§ Instructions to follow
Copy the records below exactly, leaving out every picture.

§ Provided entries

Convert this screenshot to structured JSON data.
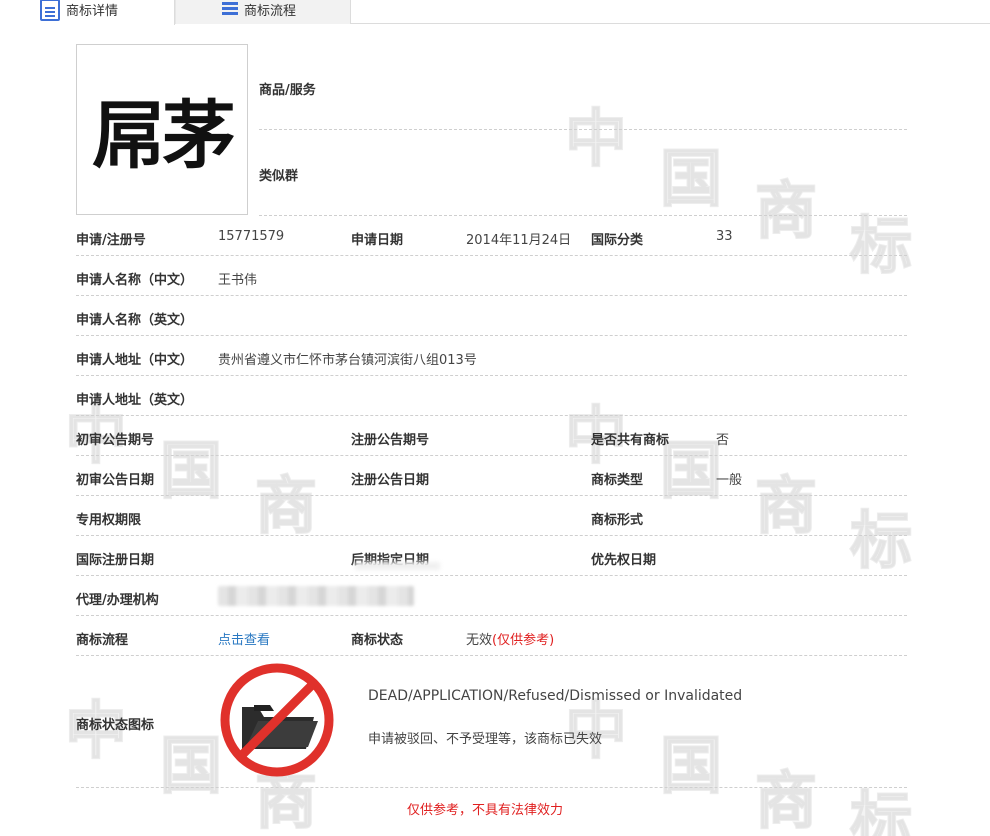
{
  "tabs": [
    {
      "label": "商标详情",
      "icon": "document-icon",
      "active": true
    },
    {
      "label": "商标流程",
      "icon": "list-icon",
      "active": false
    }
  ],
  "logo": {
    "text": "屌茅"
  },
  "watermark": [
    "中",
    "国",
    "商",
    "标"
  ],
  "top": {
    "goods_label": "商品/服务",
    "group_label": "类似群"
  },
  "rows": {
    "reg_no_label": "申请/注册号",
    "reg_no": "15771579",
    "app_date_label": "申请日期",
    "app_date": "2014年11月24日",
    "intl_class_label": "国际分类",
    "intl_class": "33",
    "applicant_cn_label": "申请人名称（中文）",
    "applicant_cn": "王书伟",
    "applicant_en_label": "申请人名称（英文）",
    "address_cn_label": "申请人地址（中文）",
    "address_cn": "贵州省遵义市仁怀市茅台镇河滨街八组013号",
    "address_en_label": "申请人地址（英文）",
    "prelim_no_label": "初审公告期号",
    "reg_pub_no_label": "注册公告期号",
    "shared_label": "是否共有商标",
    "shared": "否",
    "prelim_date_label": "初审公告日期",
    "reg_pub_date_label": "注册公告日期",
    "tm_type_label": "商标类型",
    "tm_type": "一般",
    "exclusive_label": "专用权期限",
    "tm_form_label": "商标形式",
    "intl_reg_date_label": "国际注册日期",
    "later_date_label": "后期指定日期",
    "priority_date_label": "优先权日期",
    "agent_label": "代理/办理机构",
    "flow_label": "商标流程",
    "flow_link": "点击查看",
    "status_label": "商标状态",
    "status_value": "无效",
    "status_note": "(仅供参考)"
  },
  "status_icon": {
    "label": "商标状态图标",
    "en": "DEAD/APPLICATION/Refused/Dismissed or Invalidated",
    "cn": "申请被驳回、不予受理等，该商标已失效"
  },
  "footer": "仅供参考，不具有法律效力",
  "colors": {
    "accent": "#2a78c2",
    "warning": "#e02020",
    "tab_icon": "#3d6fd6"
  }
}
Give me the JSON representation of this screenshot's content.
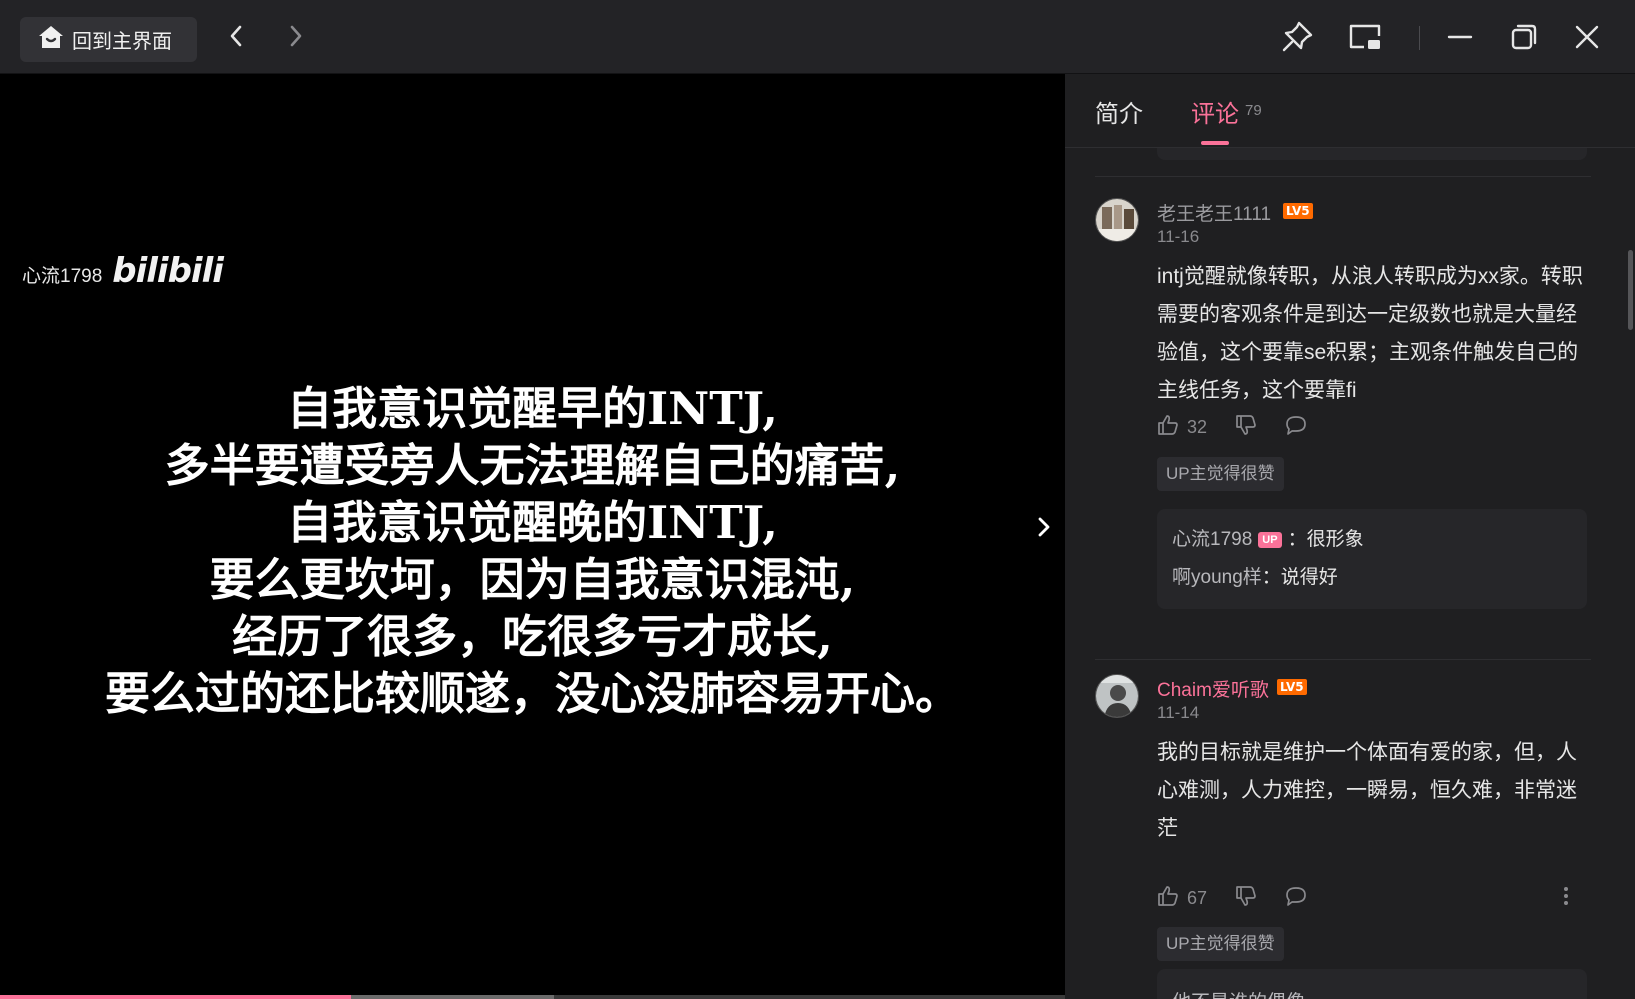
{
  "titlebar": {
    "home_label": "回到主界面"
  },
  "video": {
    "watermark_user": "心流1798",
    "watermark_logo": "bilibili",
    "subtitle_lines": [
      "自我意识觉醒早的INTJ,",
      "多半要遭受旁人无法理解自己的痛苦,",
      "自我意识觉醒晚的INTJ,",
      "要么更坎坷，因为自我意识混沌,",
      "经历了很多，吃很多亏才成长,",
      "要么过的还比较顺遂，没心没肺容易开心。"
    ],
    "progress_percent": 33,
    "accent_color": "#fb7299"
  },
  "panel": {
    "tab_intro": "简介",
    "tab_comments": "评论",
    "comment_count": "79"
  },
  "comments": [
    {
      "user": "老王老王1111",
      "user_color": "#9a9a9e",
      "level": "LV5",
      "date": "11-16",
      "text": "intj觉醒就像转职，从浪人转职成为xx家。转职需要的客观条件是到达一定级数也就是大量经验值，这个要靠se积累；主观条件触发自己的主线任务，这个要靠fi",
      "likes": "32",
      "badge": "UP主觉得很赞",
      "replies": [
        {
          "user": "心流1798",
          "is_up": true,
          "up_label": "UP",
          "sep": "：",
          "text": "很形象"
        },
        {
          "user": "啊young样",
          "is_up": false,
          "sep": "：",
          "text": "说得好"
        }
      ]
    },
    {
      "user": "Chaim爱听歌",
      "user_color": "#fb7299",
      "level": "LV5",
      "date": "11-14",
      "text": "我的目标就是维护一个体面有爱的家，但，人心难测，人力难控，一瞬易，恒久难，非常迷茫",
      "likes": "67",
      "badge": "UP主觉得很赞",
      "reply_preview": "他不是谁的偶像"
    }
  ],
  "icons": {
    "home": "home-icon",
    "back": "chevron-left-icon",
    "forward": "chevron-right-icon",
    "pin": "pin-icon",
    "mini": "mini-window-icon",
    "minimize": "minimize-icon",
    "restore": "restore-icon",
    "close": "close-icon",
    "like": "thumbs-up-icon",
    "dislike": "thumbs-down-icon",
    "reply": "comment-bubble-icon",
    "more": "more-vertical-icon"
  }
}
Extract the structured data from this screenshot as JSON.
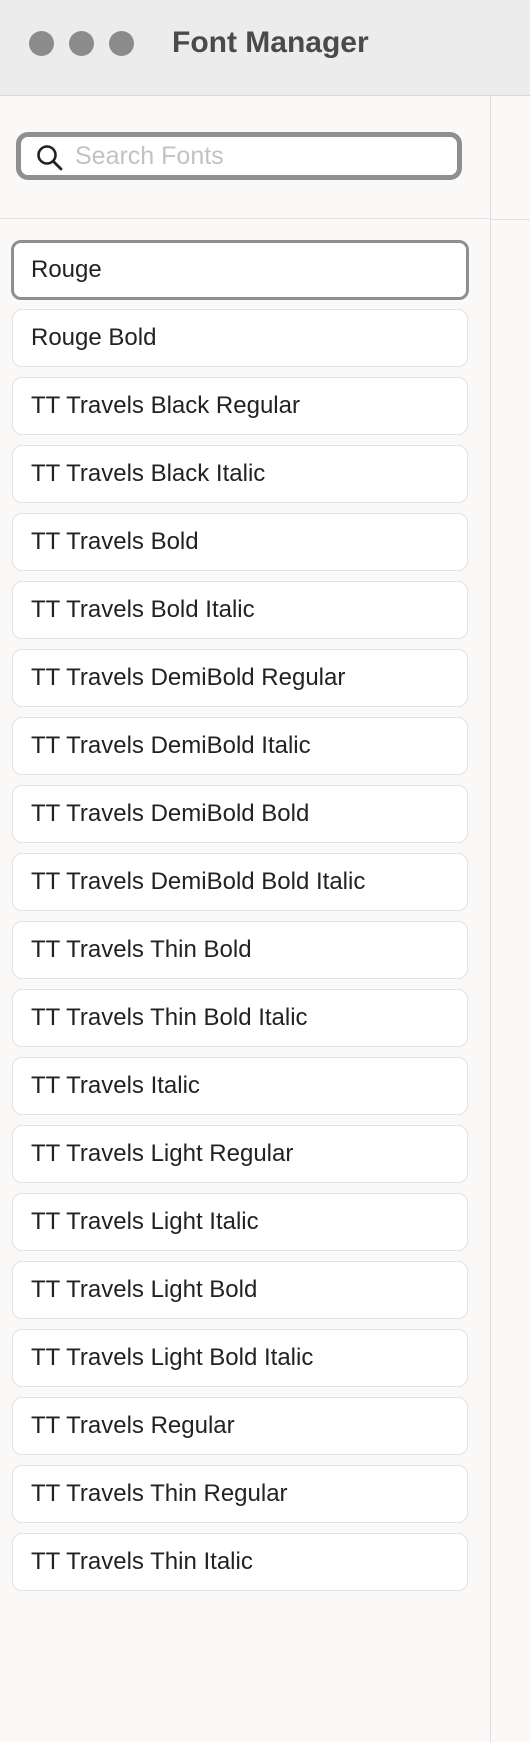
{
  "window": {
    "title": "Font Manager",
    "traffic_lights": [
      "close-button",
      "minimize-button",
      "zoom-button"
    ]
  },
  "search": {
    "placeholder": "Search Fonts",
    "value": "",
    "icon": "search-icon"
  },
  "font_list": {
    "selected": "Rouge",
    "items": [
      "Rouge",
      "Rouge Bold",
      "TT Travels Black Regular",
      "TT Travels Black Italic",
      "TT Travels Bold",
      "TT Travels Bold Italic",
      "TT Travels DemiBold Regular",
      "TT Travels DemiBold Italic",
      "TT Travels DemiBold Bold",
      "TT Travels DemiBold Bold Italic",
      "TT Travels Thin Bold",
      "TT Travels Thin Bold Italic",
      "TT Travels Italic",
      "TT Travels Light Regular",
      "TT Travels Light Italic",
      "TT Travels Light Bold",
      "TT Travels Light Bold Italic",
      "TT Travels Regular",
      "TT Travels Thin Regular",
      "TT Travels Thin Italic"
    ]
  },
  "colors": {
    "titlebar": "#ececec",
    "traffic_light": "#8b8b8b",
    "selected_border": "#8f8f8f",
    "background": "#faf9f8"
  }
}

§ Response
Convert this screenshot to structured JSON data.
{
  "tabs": [
    {
      "label": "商标详情",
      "icon": "document-icon",
      "active": true
    },
    {
      "label": "商标流程",
      "icon": "list-icon",
      "active": false
    }
  ],
  "logo": {
    "text": "屌茅"
  },
  "watermark": [
    "中",
    "国",
    "商",
    "标"
  ],
  "top": {
    "goods_label": "商品/服务",
    "group_label": "类似群"
  },
  "rows": {
    "reg_no_label": "申请/注册号",
    "reg_no": "15771579",
    "app_date_label": "申请日期",
    "app_date": "2014年11月24日",
    "intl_class_label": "国际分类",
    "intl_class": "33",
    "applicant_cn_label": "申请人名称（中文）",
    "applicant_cn": "王书伟",
    "applicant_en_label": "申请人名称（英文）",
    "address_cn_label": "申请人地址（中文）",
    "address_cn": "贵州省遵义市仁怀市茅台镇河滨街八组013号",
    "address_en_label": "申请人地址（英文）",
    "prelim_no_label": "初审公告期号",
    "reg_pub_no_label": "注册公告期号",
    "shared_label": "是否共有商标",
    "shared": "否",
    "prelim_date_label": "初审公告日期",
    "reg_pub_date_label": "注册公告日期",
    "tm_type_label": "商标类型",
    "tm_type": "一般",
    "exclusive_label": "专用权期限",
    "tm_form_label": "商标形式",
    "intl_reg_date_label": "国际注册日期",
    "later_date_label": "后期指定日期",
    "priority_date_label": "优先权日期",
    "agent_label": "代理/办理机构",
    "flow_label": "商标流程",
    "flow_link": "点击查看",
    "status_label": "商标状态",
    "status_value": "无效",
    "status_note": "(仅供参考)"
  },
  "status_icon": {
    "label": "商标状态图标",
    "en": "DEAD/APPLICATION/Refused/Dismissed or Invalidated",
    "cn": "申请被驳回、不予受理等，该商标已失效"
  },
  "footer": "仅供参考，不具有法律效力",
  "colors": {
    "accent": "#2a78c2",
    "warning": "#e02020",
    "tab_icon": "#3d6fd6"
  }
}
Give me the JSON representation of this screenshot's content.
{
  "titlebar": {
    "home_label": "回到主界面"
  },
  "video": {
    "watermark_user": "心流1798",
    "watermark_logo": "bilibili",
    "subtitle_lines": [
      "自我意识觉醒早的INTJ,",
      "多半要遭受旁人无法理解自己的痛苦,",
      "自我意识觉醒晚的INTJ,",
      "要么更坎坷，因为自我意识混沌,",
      "经历了很多，吃很多亏才成长,",
      "要么过的还比较顺遂，没心没肺容易开心。"
    ],
    "progress_percent": 33,
    "accent_color": "#fb7299"
  },
  "panel": {
    "tab_intro": "简介",
    "tab_comments": "评论",
    "comment_count": "79"
  },
  "comments": [
    {
      "user": "老王老王1111",
      "user_color": "#9a9a9e",
      "level": "LV5",
      "date": "11-16",
      "text": "intj觉醒就像转职，从浪人转职成为xx家。转职需要的客观条件是到达一定级数也就是大量经验值，这个要靠se积累；主观条件触发自己的主线任务，这个要靠fi",
      "likes": "32",
      "badge": "UP主觉得很赞",
      "replies": [
        {
          "user": "心流1798",
          "is_up": true,
          "up_label": "UP",
          "sep": "：",
          "text": "很形象"
        },
        {
          "user": "啊young样",
          "is_up": false,
          "sep": "：",
          "text": "说得好"
        }
      ]
    },
    {
      "user": "Chaim爱听歌",
      "user_color": "#fb7299",
      "level": "LV5",
      "date": "11-14",
      "text": "我的目标就是维护一个体面有爱的家，但，人心难测，人力难控，一瞬易，恒久难，非常迷茫",
      "likes": "67",
      "badge": "UP主觉得很赞",
      "reply_preview": "他不是谁的偶像"
    }
  ],
  "icons": {
    "home": "home-icon",
    "back": "chevron-left-icon",
    "forward": "chevron-right-icon",
    "pin": "pin-icon",
    "mini": "mini-window-icon",
    "minimize": "minimize-icon",
    "restore": "restore-icon",
    "close": "close-icon",
    "like": "thumbs-up-icon",
    "dislike": "thumbs-down-icon",
    "reply": "comment-bubble-icon",
    "more": "more-vertical-icon"
  }
}
Extract the structured data from this screenshot as JSON.
{
  "window": {
    "title": "Font Manager",
    "traffic_lights": [
      "close-button",
      "minimize-button",
      "zoom-button"
    ]
  },
  "search": {
    "placeholder": "Search Fonts",
    "value": "",
    "icon": "search-icon"
  },
  "font_list": {
    "selected": "Rouge",
    "items": [
      "Rouge",
      "Rouge Bold",
      "TT Travels Black Regular",
      "TT Travels Black Italic",
      "TT Travels Bold",
      "TT Travels Bold Italic",
      "TT Travels DemiBold Regular",
      "TT Travels DemiBold Italic",
      "TT Travels DemiBold Bold",
      "TT Travels DemiBold Bold Italic",
      "TT Travels Thin Bold",
      "TT Travels Thin Bold Italic",
      "TT Travels Italic",
      "TT Travels Light Regular",
      "TT Travels Light Italic",
      "TT Travels Light Bold",
      "TT Travels Light Bold Italic",
      "TT Travels Regular",
      "TT Travels Thin Regular",
      "TT Travels Thin Italic"
    ]
  },
  "colors": {
    "titlebar": "#ececec",
    "traffic_light": "#8b8b8b",
    "selected_border": "#8f8f8f",
    "background": "#faf9f8"
  }
}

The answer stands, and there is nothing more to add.